■ SET EXERCISE: Please copy the entries below word for word, leaving out the pictures.

Layout element entries
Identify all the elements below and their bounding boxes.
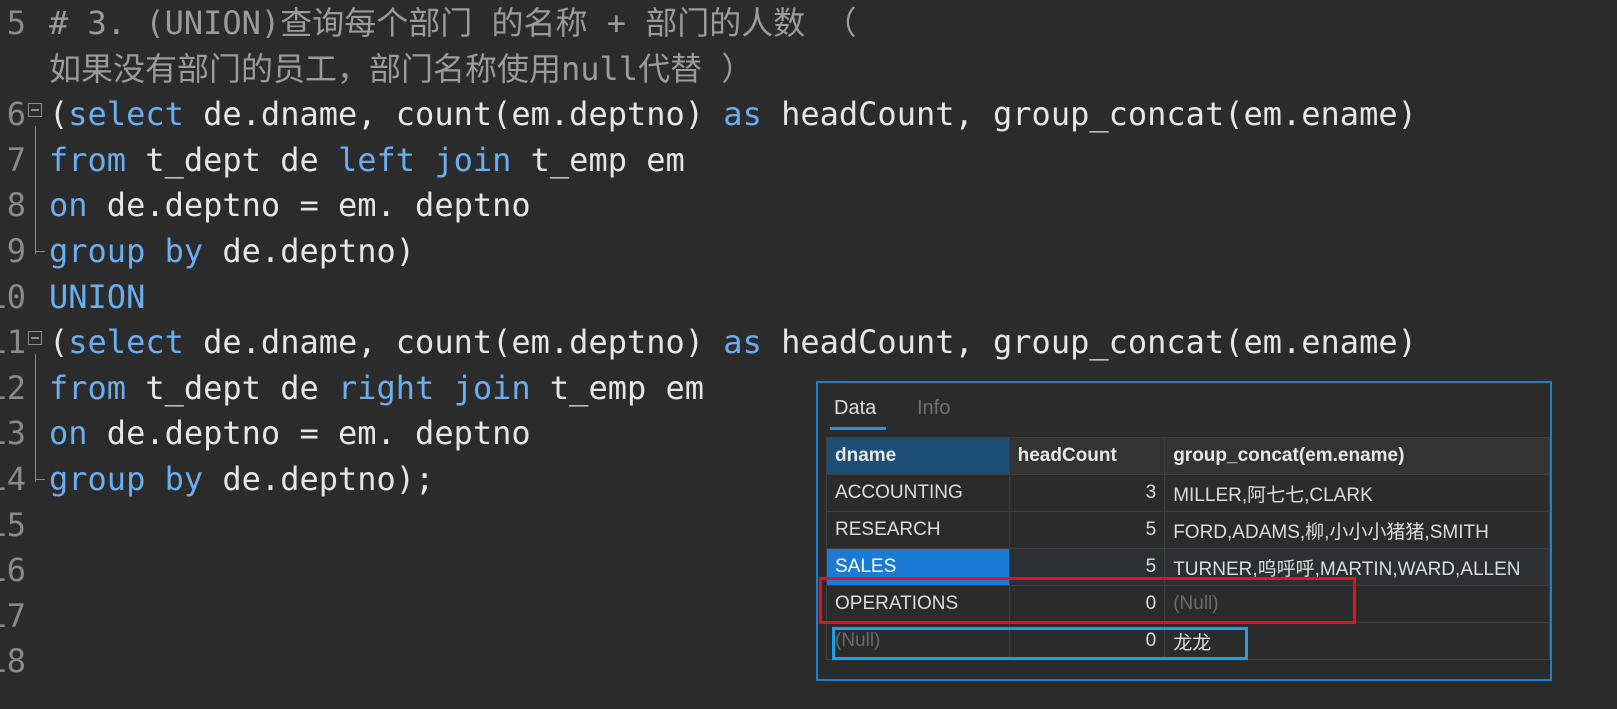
cell-dname[interactable]: RESEARCH xyxy=(826,511,1010,549)
sql-keyword: left join xyxy=(337,140,512,179)
code-text: 如果没有部门的员工，部门名称使用null代替 ） xyxy=(49,46,753,92)
sql-keyword: from xyxy=(49,140,127,179)
sql-keyword: group by xyxy=(49,232,204,270)
fold-end-icon xyxy=(35,228,45,252)
sql-token: de.deptno = em. deptno xyxy=(87,414,531,453)
sql-keyword: on xyxy=(49,414,88,453)
sql-comment: # 3. (UNION)查询每个部门 的名称 + 部门的人数 （ xyxy=(49,4,857,42)
column-header-headcount[interactable]: headCount xyxy=(1008,437,1166,475)
column-header-dname[interactable]: dname xyxy=(826,437,1010,475)
code-text: from t_dept de left join t_emp em xyxy=(49,137,685,183)
cell-names[interactable]: FORD,ADAMS,柳,小小小猪猪,SMITH xyxy=(1164,511,1550,549)
sql-comment: 如果没有部门的员工，部门名称使用null代替 ） xyxy=(49,49,754,88)
result-tabs: Data Info xyxy=(818,383,1550,431)
line-number: 6 xyxy=(6,95,26,134)
line-number: 18 xyxy=(0,642,26,681)
fold-guide xyxy=(35,354,36,482)
sql-token: de.dname, count(em.deptno) xyxy=(183,323,724,362)
line-number: 10 xyxy=(0,277,26,316)
sql-keyword: on xyxy=(49,186,88,225)
fold-guide xyxy=(35,126,36,254)
cell-dname[interactable]: ACCOUNTING xyxy=(826,474,1010,512)
line-number: 9 xyxy=(6,232,26,270)
line-number: 17 xyxy=(0,596,26,635)
column-header-group-concat[interactable]: group_concat(em.ename) xyxy=(1164,437,1550,475)
line-number: 12 xyxy=(0,368,26,407)
sql-keyword: group by xyxy=(49,460,204,498)
cell-names[interactable]: MILLER,阿七七,CLARK xyxy=(1164,474,1550,512)
sql-token: ( xyxy=(49,95,69,134)
sql-keyword: from xyxy=(49,368,127,407)
line-number: 13 xyxy=(0,414,26,453)
sql-token: de.dname, count(em.deptno) xyxy=(183,95,724,134)
sql-token: t_emp em xyxy=(530,368,705,407)
sql-keyword: select xyxy=(68,95,184,134)
code-line[interactable]: 5 # 3. (UNION)查询每个部门 的名称 + 部门的人数 （ xyxy=(0,0,1617,46)
code-text: group by de.deptno) xyxy=(49,228,415,274)
sql-keyword: select xyxy=(68,323,184,362)
code-line[interactable]: 11 (select de.dname, count(em.deptno) as … xyxy=(0,319,1617,365)
cell-headcount[interactable]: 3 xyxy=(1008,474,1166,512)
line-number: 16 xyxy=(0,551,26,590)
sql-keyword: right join xyxy=(337,368,531,407)
code-text: # 3. (UNION)查询每个部门 的名称 + 部门的人数 （ xyxy=(49,0,857,46)
code-text: on de.deptno = em. deptno xyxy=(49,182,531,228)
fold-toggle-icon[interactable] xyxy=(28,103,42,118)
table-row[interactable]: RESEARCH 5 FORD,ADAMS,柳,小小小猪猪,SMITH xyxy=(826,511,1550,549)
tab-data[interactable]: Data xyxy=(829,397,887,430)
table-row[interactable]: ACCOUNTING 3 MILLER,阿七七,CLARK xyxy=(826,474,1550,512)
sql-token: de.deptno = em. deptno xyxy=(87,186,531,225)
code-text: on de.deptno = em. deptno xyxy=(49,410,531,456)
sql-token: de.deptno); xyxy=(203,460,435,498)
line-number: 5 xyxy=(6,4,26,42)
sql-token: de.deptno) xyxy=(203,232,416,270)
line-number: 11 xyxy=(0,323,26,362)
sql-token: ( xyxy=(49,323,69,362)
highlight-box-red xyxy=(819,577,1356,624)
code-text: (select de.dname, count(em.deptno) as he… xyxy=(49,319,1417,365)
code-text: (select de.dname, count(em.deptno) as he… xyxy=(49,91,1417,137)
line-number: 15 xyxy=(0,505,26,544)
sql-token: t_dept de xyxy=(126,368,338,407)
sql-token: headCount, group_concat(em.ename) xyxy=(761,323,1417,362)
highlight-box-blue xyxy=(832,627,1248,660)
code-line[interactable]: 9 group by de.deptno) xyxy=(0,228,1617,274)
code-line[interactable]: 7 from t_dept de left join t_emp em xyxy=(0,137,1617,183)
cell-headcount[interactable]: 5 xyxy=(1008,511,1166,549)
sql-token: t_dept de xyxy=(126,140,338,179)
sql-keyword: as xyxy=(723,323,762,362)
line-number: 8 xyxy=(6,186,26,225)
sql-token: t_emp em xyxy=(511,140,685,179)
sql-keyword: as xyxy=(723,95,762,134)
line-number: 7 xyxy=(6,140,26,179)
sql-token: headCount, group_concat(em.ename) xyxy=(761,95,1417,134)
code-line[interactable]: 6 (select de.dname, count(em.deptno) as h… xyxy=(0,91,1617,137)
tab-info[interactable]: Info xyxy=(917,397,950,420)
code-text: from t_dept de right join t_emp em xyxy=(49,365,704,411)
fold-end-icon xyxy=(35,456,45,480)
code-text: UNION xyxy=(49,274,145,320)
code-line[interactable]: 10 UNION xyxy=(0,274,1617,320)
code-text: group by de.deptno); xyxy=(49,456,434,502)
fold-toggle-icon[interactable] xyxy=(28,331,42,346)
code-line[interactable]: 如果没有部门的员工，部门名称使用null代替 ） xyxy=(0,46,1617,92)
code-line[interactable]: 8 on de.deptno = em. deptno xyxy=(0,182,1617,228)
sql-keyword: UNION xyxy=(49,277,146,316)
line-number: 14 xyxy=(0,460,26,498)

■ FINAL RESULT:
Identify all the elements below and their bounding boxes.
cell-dname[interactable]: RESEARCH xyxy=(826,511,1010,549)
sql-keyword: left join xyxy=(337,140,512,179)
code-text: 如果没有部门的员工，部门名称使用null代替 ） xyxy=(49,46,753,92)
sql-keyword: from xyxy=(49,140,127,179)
sql-keyword: group by xyxy=(49,232,204,270)
fold-end-icon xyxy=(35,228,45,252)
sql-token: de.deptno = em. deptno xyxy=(87,414,531,453)
sql-keyword: on xyxy=(49,414,88,453)
sql-comment: # 3. (UNION)查询每个部门 的名称 + 部门的人数 （ xyxy=(49,4,857,42)
column-header-headcount[interactable]: headCount xyxy=(1008,437,1166,475)
column-header-dname[interactable]: dname xyxy=(826,437,1010,475)
code-text: from t_dept de left join t_emp em xyxy=(49,137,685,183)
cell-names[interactable]: FORD,ADAMS,柳,小小小猪猪,SMITH xyxy=(1164,511,1550,549)
sql-comment: 如果没有部门的员工，部门名称使用null代替 ） xyxy=(49,49,754,88)
result-tabs: Data Info xyxy=(818,383,1550,431)
line-number: 6 xyxy=(6,95,26,134)
line-number: 18 xyxy=(0,642,26,681)
fold-guide xyxy=(35,354,36,482)
sql-token: de.dname, count(em.deptno) xyxy=(183,323,724,362)
line-number: 10 xyxy=(0,277,26,316)
sql-keyword: on xyxy=(49,186,88,225)
fold-guide xyxy=(35,126,36,254)
cell-dname[interactable]: ACCOUNTING xyxy=(826,474,1010,512)
line-number: 9 xyxy=(6,232,26,270)
line-number: 17 xyxy=(0,596,26,635)
column-header-group-concat[interactable]: group_concat(em.ename) xyxy=(1164,437,1550,475)
line-number: 12 xyxy=(0,368,26,407)
sql-keyword: group by xyxy=(49,460,204,498)
cell-names[interactable]: MILLER,阿七七,CLARK xyxy=(1164,474,1550,512)
sql-token: ( xyxy=(49,95,69,134)
sql-keyword: from xyxy=(49,368,127,407)
line-number: 13 xyxy=(0,414,26,453)
sql-token: de.dname, count(em.deptno) xyxy=(183,95,724,134)
sql-token: t_emp em xyxy=(530,368,705,407)
sql-keyword: select xyxy=(68,95,184,134)
code-line[interactable]: 5 # 3. (UNION)查询每个部门 的名称 + 部门的人数 （ xyxy=(0,0,1617,46)
code-text: group by de.deptno) xyxy=(49,228,415,274)
sql-keyword: select xyxy=(68,323,184,362)
code-line[interactable]: 11 (select de.dname, count(em.deptno) as … xyxy=(0,319,1617,365)
cell-headcount[interactable]: 3 xyxy=(1008,474,1166,512)
line-number: 16 xyxy=(0,551,26,590)
sql-keyword: right join xyxy=(337,368,531,407)
code-text: # 3. (UNION)查询每个部门 的名称 + 部门的人数 （ xyxy=(49,0,857,46)
code-text: on de.deptno = em. deptno xyxy=(49,182,531,228)
fold-toggle-icon[interactable] xyxy=(28,103,42,118)
table-row[interactable]: RESEARCH 5 FORD,ADAMS,柳,小小小猪猪,SMITH xyxy=(826,511,1550,549)
tab-data[interactable]: Data xyxy=(829,397,887,430)
table-row[interactable]: ACCOUNTING 3 MILLER,阿七七,CLARK xyxy=(826,474,1550,512)
sql-token: de.deptno = em. deptno xyxy=(87,186,531,225)
code-text: on de.deptno = em. deptno xyxy=(49,410,531,456)
sql-token: de.deptno); xyxy=(203,460,435,498)
line-number: 5 xyxy=(6,4,26,42)
sql-token: de.deptno) xyxy=(203,232,416,270)
line-number: 11 xyxy=(0,323,26,362)
sql-token: ( xyxy=(49,323,69,362)
highlight-box-red xyxy=(819,577,1356,624)
code-text: (select de.dname, count(em.deptno) as he… xyxy=(49,319,1417,365)
code-text: (select de.dname, count(em.deptno) as he… xyxy=(49,91,1417,137)
line-number: 15 xyxy=(0,505,26,544)
sql-token: t_dept de xyxy=(126,368,338,407)
sql-token: headCount, group_concat(em.ename) xyxy=(761,323,1417,362)
highlight-box-blue xyxy=(832,627,1248,660)
code-line[interactable]: 9 group by de.deptno) xyxy=(0,228,1617,274)
code-line[interactable]: 7 from t_dept de left join t_emp em xyxy=(0,137,1617,183)
cell-headcount[interactable]: 5 xyxy=(1008,511,1166,549)
sql-token: t_dept de xyxy=(126,140,338,179)
sql-keyword: as xyxy=(723,323,762,362)
line-number: 8 xyxy=(6,186,26,225)
sql-token: t_emp em xyxy=(511,140,685,179)
sql-keyword: as xyxy=(723,95,762,134)
line-number: 7 xyxy=(6,140,26,179)
sql-token: headCount, group_concat(em.ename) xyxy=(761,95,1417,134)
code-line[interactable]: 6 (select de.dname, count(em.deptno) as h… xyxy=(0,91,1617,137)
tab-info[interactable]: Info xyxy=(917,397,950,420)
code-text: from t_dept de right join t_emp em xyxy=(49,365,704,411)
fold-end-icon xyxy=(35,456,45,480)
code-text: UNION xyxy=(49,274,145,320)
code-line[interactable]: 10 UNION xyxy=(0,274,1617,320)
code-text: group by de.deptno); xyxy=(49,456,434,502)
fold-toggle-icon[interactable] xyxy=(28,331,42,346)
code-line[interactable]: 如果没有部门的员工，部门名称使用null代替 ） xyxy=(0,46,1617,92)
code-line[interactable]: 8 on de.deptno = em. deptno xyxy=(0,182,1617,228)
sql-keyword: UNION xyxy=(49,277,146,316)
line-number: 14 xyxy=(0,460,26,498)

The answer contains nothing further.